• **DIRECTIONS**
From the records below, copy every line that contains the word "Table".

Dataset items:
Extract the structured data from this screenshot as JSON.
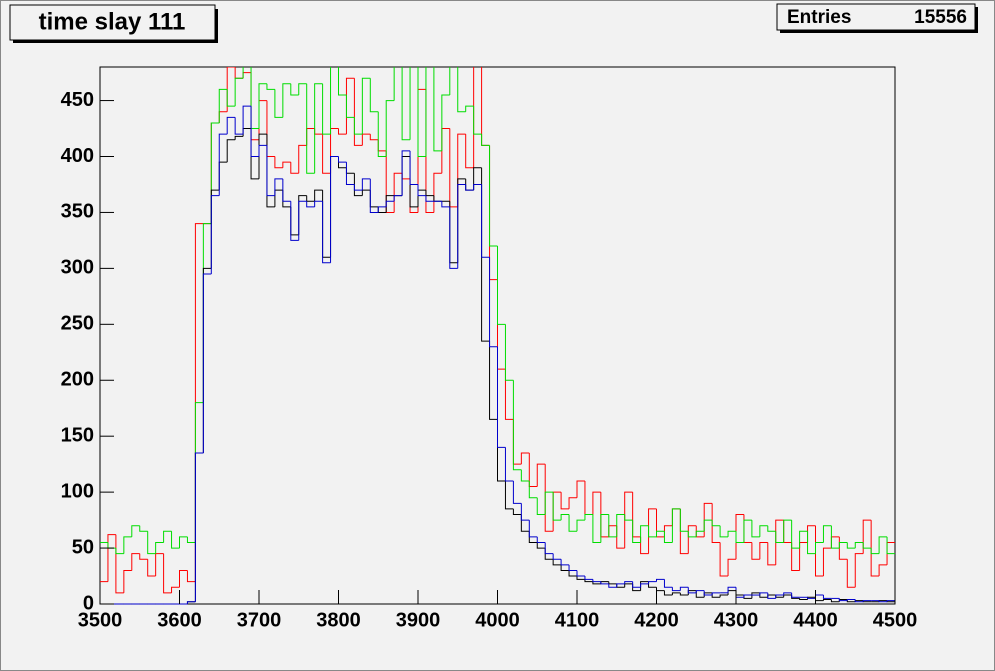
{
  "chart_data": {
    "type": "histogram",
    "title": "time slay 111",
    "stats_label": "Entries",
    "stats_value": 15556,
    "xlim": [
      3500,
      4500
    ],
    "ylim": [
      0,
      480
    ],
    "xticks": [
      3500,
      3600,
      3700,
      3800,
      3900,
      4000,
      4100,
      4200,
      4300,
      4400,
      4500
    ],
    "yticks": [
      0,
      50,
      100,
      150,
      200,
      250,
      300,
      350,
      400,
      450
    ],
    "bins": [
      3500,
      3510,
      3520,
      3530,
      3540,
      3550,
      3560,
      3570,
      3580,
      3590,
      3600,
      3610,
      3620,
      3630,
      3640,
      3650,
      3660,
      3670,
      3680,
      3690,
      3700,
      3710,
      3720,
      3730,
      3740,
      3750,
      3760,
      3770,
      3780,
      3790,
      3800,
      3810,
      3820,
      3830,
      3840,
      3850,
      3860,
      3870,
      3880,
      3890,
      3900,
      3910,
      3920,
      3930,
      3940,
      3950,
      3960,
      3970,
      3980,
      3990,
      4000,
      4010,
      4020,
      4030,
      4040,
      4050,
      4060,
      4070,
      4080,
      4090,
      4100,
      4110,
      4120,
      4130,
      4140,
      4150,
      4160,
      4170,
      4180,
      4190,
      4200,
      4210,
      4220,
      4230,
      4240,
      4250,
      4260,
      4270,
      4280,
      4290,
      4300,
      4310,
      4320,
      4330,
      4340,
      4350,
      4360,
      4370,
      4380,
      4390,
      4400,
      4410,
      4420,
      4430,
      4440,
      4450,
      4460,
      4470,
      4480,
      4490,
      4500
    ],
    "series": [
      {
        "color": "#ff0000",
        "values": [
          20,
          62,
          10,
          30,
          45,
          40,
          25,
          45,
          10,
          15,
          30,
          20,
          340,
          340,
          430,
          440,
          480,
          470,
          475,
          415,
          450,
          400,
          390,
          395,
          385,
          410,
          425,
          420,
          385,
          425,
          420,
          470,
          410,
          420,
          415,
          405,
          350,
          385,
          380,
          350,
          460,
          350,
          385,
          425,
          355,
          420,
          390,
          490,
          410,
          290,
          210,
          165,
          125,
          135,
          105,
          125,
          65,
          100,
          85,
          95,
          110,
          80,
          100,
          60,
          70,
          50,
          100,
          60,
          45,
          85,
          60,
          70,
          85,
          45,
          70,
          60,
          90,
          55,
          25,
          40,
          80,
          55,
          40,
          55,
          35,
          75,
          55,
          30,
          55,
          70,
          25,
          50,
          60,
          40,
          15,
          45,
          75,
          25,
          35,
          55
        ]
      },
      {
        "color": "#00dd00",
        "values": [
          55,
          50,
          45,
          60,
          70,
          65,
          45,
          55,
          65,
          50,
          60,
          55,
          180,
          340,
          430,
          460,
          445,
          470,
          485,
          425,
          465,
          460,
          435,
          465,
          455,
          465,
          385,
          465,
          420,
          485,
          455,
          435,
          420,
          470,
          440,
          400,
          450,
          485,
          415,
          485,
          400,
          485,
          405,
          455,
          485,
          440,
          445,
          420,
          410,
          320,
          250,
          200,
          120,
          110,
          95,
          80,
          100,
          75,
          80,
          65,
          75,
          80,
          55,
          80,
          60,
          80,
          75,
          55,
          70,
          60,
          65,
          55,
          85,
          65,
          60,
          65,
          75,
          70,
          60,
          65,
          55,
          75,
          60,
          70,
          65,
          55,
          75,
          50,
          65,
          45,
          55,
          70,
          50,
          55,
          50,
          55,
          50,
          45,
          60,
          45
        ]
      },
      {
        "color": "#000000",
        "values": [
          0,
          0,
          0,
          0,
          0,
          0,
          0,
          0,
          0,
          0,
          0,
          2,
          135,
          300,
          370,
          395,
          415,
          418,
          425,
          380,
          420,
          355,
          370,
          355,
          330,
          365,
          360,
          370,
          310,
          400,
          390,
          385,
          365,
          370,
          355,
          350,
          365,
          365,
          400,
          355,
          370,
          365,
          360,
          360,
          305,
          380,
          370,
          390,
          235,
          165,
          110,
          85,
          80,
          65,
          55,
          50,
          40,
          35,
          30,
          25,
          22,
          20,
          18,
          20,
          18,
          15,
          18,
          12,
          20,
          15,
          12,
          8,
          10,
          8,
          12,
          6,
          10,
          6,
          8,
          12,
          8,
          5,
          10,
          6,
          8,
          6,
          8,
          5,
          4,
          6,
          3,
          4,
          2,
          4,
          2,
          3,
          2,
          2,
          3,
          2
        ]
      },
      {
        "color": "#0000cc",
        "values": [
          0,
          0,
          0,
          0,
          0,
          0,
          0,
          0,
          0,
          0,
          0,
          2,
          135,
          295,
          365,
          420,
          435,
          420,
          445,
          400,
          410,
          365,
          380,
          360,
          325,
          360,
          355,
          360,
          305,
          400,
          395,
          375,
          370,
          380,
          350,
          355,
          360,
          365,
          405,
          375,
          365,
          360,
          360,
          355,
          300,
          375,
          370,
          375,
          310,
          230,
          140,
          110,
          90,
          75,
          60,
          55,
          45,
          40,
          35,
          30,
          25,
          22,
          20,
          18,
          15,
          18,
          20,
          15,
          18,
          20,
          22,
          15,
          12,
          15,
          10,
          12,
          8,
          10,
          10,
          15,
          6,
          8,
          8,
          10,
          5,
          8,
          10,
          6,
          6,
          5,
          8,
          5,
          5,
          3,
          4,
          2,
          3,
          3,
          2,
          3
        ]
      }
    ]
  }
}
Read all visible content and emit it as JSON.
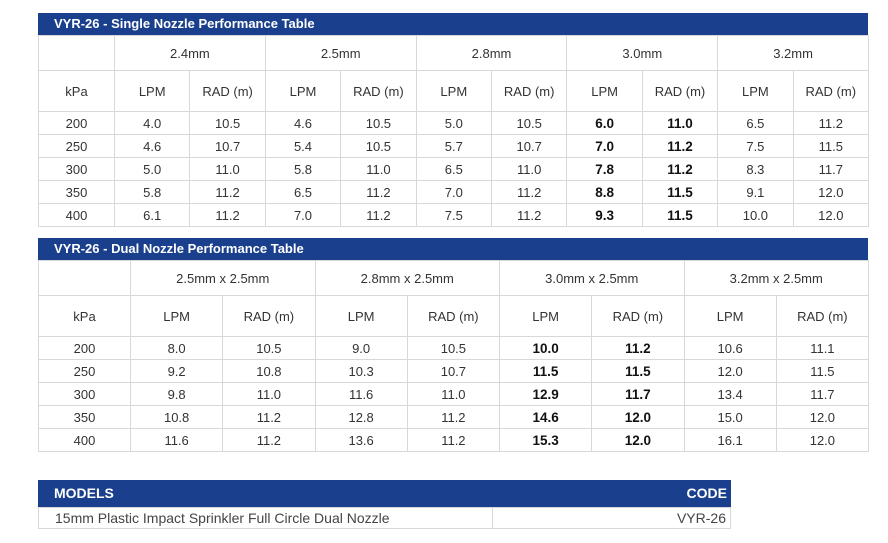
{
  "single": {
    "title": "VYR-26 - Single Nozzle Performance Table",
    "first_col_label": "kPa",
    "groups": [
      "2.4mm",
      "2.5mm",
      "2.8mm",
      "3.0mm",
      "3.2mm"
    ],
    "sub_labels": [
      "LPM",
      "RAD (m)"
    ],
    "rows": [
      {
        "kpa": "200",
        "cells": [
          "4.0",
          "10.5",
          "4.6",
          "10.5",
          "5.0",
          "10.5",
          "6.0",
          "11.0",
          "6.5",
          "11.2"
        ]
      },
      {
        "kpa": "250",
        "cells": [
          "4.6",
          "10.7",
          "5.4",
          "10.5",
          "5.7",
          "10.7",
          "7.0",
          "11.2",
          "7.5",
          "11.5"
        ]
      },
      {
        "kpa": "300",
        "cells": [
          "5.0",
          "11.0",
          "5.8",
          "11.0",
          "6.5",
          "11.0",
          "7.8",
          "11.2",
          "8.3",
          "11.7"
        ]
      },
      {
        "kpa": "350",
        "cells": [
          "5.8",
          "11.2",
          "6.5",
          "11.2",
          "7.0",
          "11.2",
          "8.8",
          "11.5",
          "9.1",
          "12.0"
        ]
      },
      {
        "kpa": "400",
        "cells": [
          "6.1",
          "11.2",
          "7.0",
          "11.2",
          "7.5",
          "11.2",
          "9.3",
          "11.5",
          "10.0",
          "12.0"
        ]
      }
    ],
    "bold_group": 3
  },
  "dual": {
    "title": "VYR-26 - Dual Nozzle Performance Table",
    "first_col_label": "kPa",
    "groups": [
      "2.5mm x 2.5mm",
      "2.8mm x 2.5mm",
      "3.0mm x 2.5mm",
      "3.2mm x 2.5mm"
    ],
    "sub_labels": [
      "LPM",
      "RAD (m)"
    ],
    "rows": [
      {
        "kpa": "200",
        "cells": [
          "8.0",
          "10.5",
          "9.0",
          "10.5",
          "10.0",
          "11.2",
          "10.6",
          "11.1"
        ]
      },
      {
        "kpa": "250",
        "cells": [
          "9.2",
          "10.8",
          "10.3",
          "10.7",
          "11.5",
          "11.5",
          "12.0",
          "11.5"
        ]
      },
      {
        "kpa": "300",
        "cells": [
          "9.8",
          "11.0",
          "11.6",
          "11.0",
          "12.9",
          "11.7",
          "13.4",
          "11.7"
        ]
      },
      {
        "kpa": "350",
        "cells": [
          "10.8",
          "11.2",
          "12.8",
          "11.2",
          "14.6",
          "12.0",
          "15.0",
          "12.0"
        ]
      },
      {
        "kpa": "400",
        "cells": [
          "11.6",
          "11.2",
          "13.6",
          "11.2",
          "15.3",
          "12.0",
          "16.1",
          "12.0"
        ]
      }
    ],
    "bold_group": 2
  },
  "models": {
    "header_left": "MODELS",
    "header_right": "CODE",
    "description": "15mm Plastic Impact Sprinkler Full Circle Dual Nozzle",
    "code": "VYR-26"
  },
  "colors": {
    "header_bg": "#1a3f8c",
    "header_text": "#ffffff",
    "border": "#d8d8d8"
  }
}
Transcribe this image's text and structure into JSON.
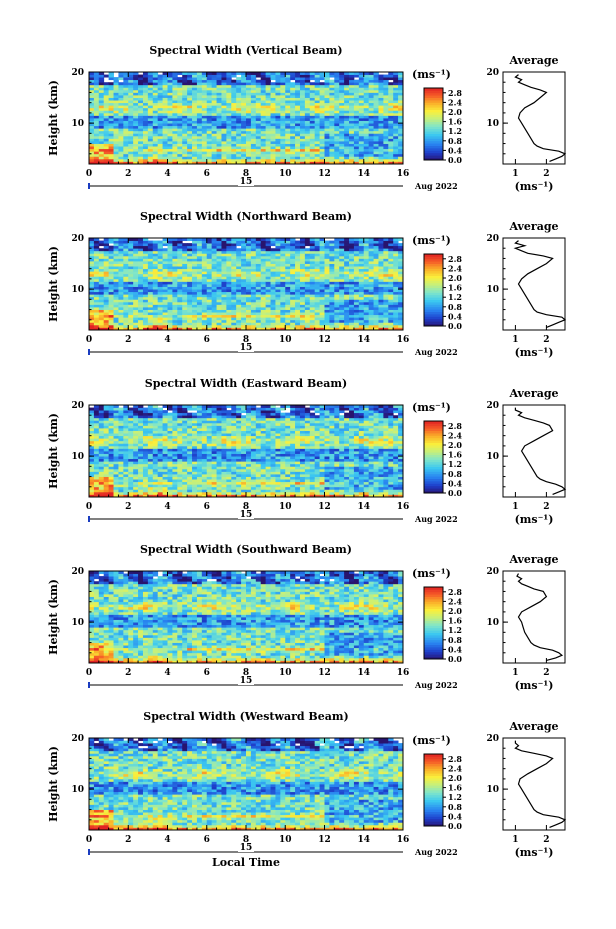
{
  "figure": {
    "xlabel": "Local Time",
    "date_labels": {
      "day": "15",
      "month_year": "Aug 2022"
    },
    "colorbar_unit": "(ms⁻¹)",
    "avg_title": "Average",
    "avg_xlabel": "(ms⁻¹)"
  },
  "chart_data": [
    {
      "type": "heatmap",
      "title": "Spectral Width (Vertical Beam)",
      "xlabel": "",
      "ylabel": "Height (km)",
      "xlim": [
        0,
        16
      ],
      "ylim": [
        2,
        20
      ],
      "xticks": [
        0,
        2,
        4,
        6,
        8,
        10,
        12,
        14,
        16
      ],
      "yticks": [
        10,
        20
      ],
      "colorbar": {
        "ticks": [
          0.0,
          0.4,
          0.8,
          1.2,
          1.6,
          2.0,
          2.4,
          2.8
        ],
        "range": [
          0,
          3.0
        ]
      },
      "profile": {
        "title": "Average",
        "xlim": [
          0.6,
          2.6
        ],
        "xticks": [
          1,
          2
        ],
        "height": [
          2.5,
          3,
          3.5,
          4,
          4.5,
          5,
          5.5,
          6,
          7,
          8,
          9,
          10,
          11,
          12,
          13,
          14,
          15,
          16,
          16.5,
          17,
          17.5,
          18,
          18.5,
          19,
          19.5
        ],
        "value": [
          2.1,
          2.3,
          2.5,
          2.6,
          2.4,
          1.9,
          1.7,
          1.6,
          1.5,
          1.4,
          1.3,
          1.2,
          1.1,
          1.15,
          1.3,
          1.6,
          1.8,
          2.0,
          1.8,
          1.5,
          1.3,
          1.1,
          1.2,
          1.0,
          1.1
        ]
      }
    },
    {
      "type": "heatmap",
      "title": "Spectral Width (Northward Beam)",
      "xlabel": "",
      "ylabel": "Height (km)",
      "xlim": [
        0,
        16
      ],
      "ylim": [
        2,
        20
      ],
      "xticks": [
        0,
        2,
        4,
        6,
        8,
        10,
        12,
        14,
        16
      ],
      "yticks": [
        10,
        20
      ],
      "colorbar": {
        "ticks": [
          0.0,
          0.4,
          0.8,
          1.2,
          1.6,
          2.0,
          2.4,
          2.8
        ],
        "range": [
          0,
          3.0
        ]
      },
      "profile": {
        "title": "Average",
        "xlim": [
          0.6,
          2.6
        ],
        "xticks": [
          1,
          2
        ],
        "height": [
          2.5,
          3,
          3.5,
          4,
          4.5,
          5,
          5.5,
          6,
          7,
          8,
          9,
          10,
          11,
          12,
          13,
          14,
          15,
          16,
          16.5,
          17,
          17.5,
          18,
          18.5,
          19,
          19.5
        ],
        "value": [
          2.0,
          2.2,
          2.4,
          2.6,
          2.5,
          2.0,
          1.7,
          1.6,
          1.5,
          1.4,
          1.3,
          1.2,
          1.1,
          1.2,
          1.4,
          1.7,
          2.0,
          2.2,
          1.9,
          1.4,
          1.2,
          1.0,
          1.3,
          1.0,
          1.1
        ]
      }
    },
    {
      "type": "heatmap",
      "title": "Spectral Width (Eastward Beam)",
      "xlabel": "",
      "ylabel": "Height (km)",
      "xlim": [
        0,
        16
      ],
      "ylim": [
        2,
        20
      ],
      "xticks": [
        0,
        2,
        4,
        6,
        8,
        10,
        12,
        14,
        16
      ],
      "yticks": [
        10,
        20
      ],
      "colorbar": {
        "ticks": [
          0.0,
          0.4,
          0.8,
          1.2,
          1.6,
          2.0,
          2.4,
          2.8
        ],
        "range": [
          0,
          3.0
        ]
      },
      "profile": {
        "title": "Average",
        "xlim": [
          0.6,
          2.6
        ],
        "xticks": [
          1,
          2
        ],
        "height": [
          2.5,
          3,
          3.5,
          4,
          4.5,
          5,
          5.5,
          6,
          7,
          8,
          9,
          10,
          11,
          12,
          13,
          14,
          15,
          16,
          16.5,
          17,
          17.5,
          18,
          18.5,
          19,
          19.5
        ],
        "value": [
          2.2,
          2.4,
          2.6,
          2.5,
          2.3,
          2.0,
          1.8,
          1.7,
          1.6,
          1.5,
          1.4,
          1.3,
          1.2,
          1.3,
          1.6,
          1.9,
          2.2,
          2.1,
          1.9,
          1.6,
          1.3,
          1.1,
          1.2,
          1.0,
          1.0
        ]
      }
    },
    {
      "type": "heatmap",
      "title": "Spectral Width (Southward Beam)",
      "xlabel": "",
      "ylabel": "Height (km)",
      "xlim": [
        0,
        16
      ],
      "ylim": [
        2,
        20
      ],
      "xticks": [
        0,
        2,
        4,
        6,
        8,
        10,
        12,
        14,
        16
      ],
      "yticks": [
        10,
        20
      ],
      "colorbar": {
        "ticks": [
          0.0,
          0.4,
          0.8,
          1.2,
          1.6,
          2.0,
          2.4,
          2.8
        ],
        "range": [
          0,
          3.0
        ]
      },
      "profile": {
        "title": "Average",
        "xlim": [
          0.6,
          2.6
        ],
        "xticks": [
          1,
          2
        ],
        "height": [
          2.5,
          3,
          3.5,
          4,
          4.5,
          5,
          5.5,
          6,
          7,
          8,
          9,
          10,
          11,
          12,
          13,
          14,
          15,
          16,
          16.5,
          17,
          17.5,
          18,
          18.5,
          19,
          19.5
        ],
        "value": [
          2.0,
          2.3,
          2.5,
          2.4,
          2.2,
          1.8,
          1.6,
          1.5,
          1.4,
          1.3,
          1.25,
          1.2,
          1.1,
          1.2,
          1.5,
          1.8,
          2.0,
          1.9,
          1.6,
          1.4,
          1.2,
          1.1,
          1.2,
          1.05,
          1.1
        ]
      }
    },
    {
      "type": "heatmap",
      "title": "Spectral Width (Westward Beam)",
      "xlabel": "Local Time",
      "ylabel": "Height (km)",
      "xlim": [
        0,
        16
      ],
      "ylim": [
        2,
        20
      ],
      "xticks": [
        0,
        2,
        4,
        6,
        8,
        10,
        12,
        14,
        16
      ],
      "yticks": [
        10,
        20
      ],
      "colorbar": {
        "ticks": [
          0.0,
          0.4,
          0.8,
          1.2,
          1.6,
          2.0,
          2.4,
          2.8
        ],
        "range": [
          0,
          3.0
        ]
      },
      "profile": {
        "title": "Average",
        "xlim": [
          0.6,
          2.6
        ],
        "xticks": [
          1,
          2
        ],
        "height": [
          2.5,
          3,
          3.5,
          4,
          4.5,
          5,
          5.5,
          6,
          7,
          8,
          9,
          10,
          11,
          12,
          13,
          14,
          15,
          16,
          16.5,
          17,
          17.5,
          18,
          18.5,
          19,
          19.5
        ],
        "value": [
          2.1,
          2.3,
          2.5,
          2.6,
          2.4,
          1.9,
          1.7,
          1.6,
          1.5,
          1.4,
          1.3,
          1.2,
          1.1,
          1.15,
          1.4,
          1.7,
          2.0,
          2.2,
          2.0,
          1.6,
          1.2,
          1.0,
          1.1,
          1.0,
          1.0
        ]
      }
    }
  ]
}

• **WRITTEN RESPONSE**
    "title": "VYR-26 - Single Nozzle Performance Table",
    "title": "VYR-26 - Dual Nozzle Performance Table",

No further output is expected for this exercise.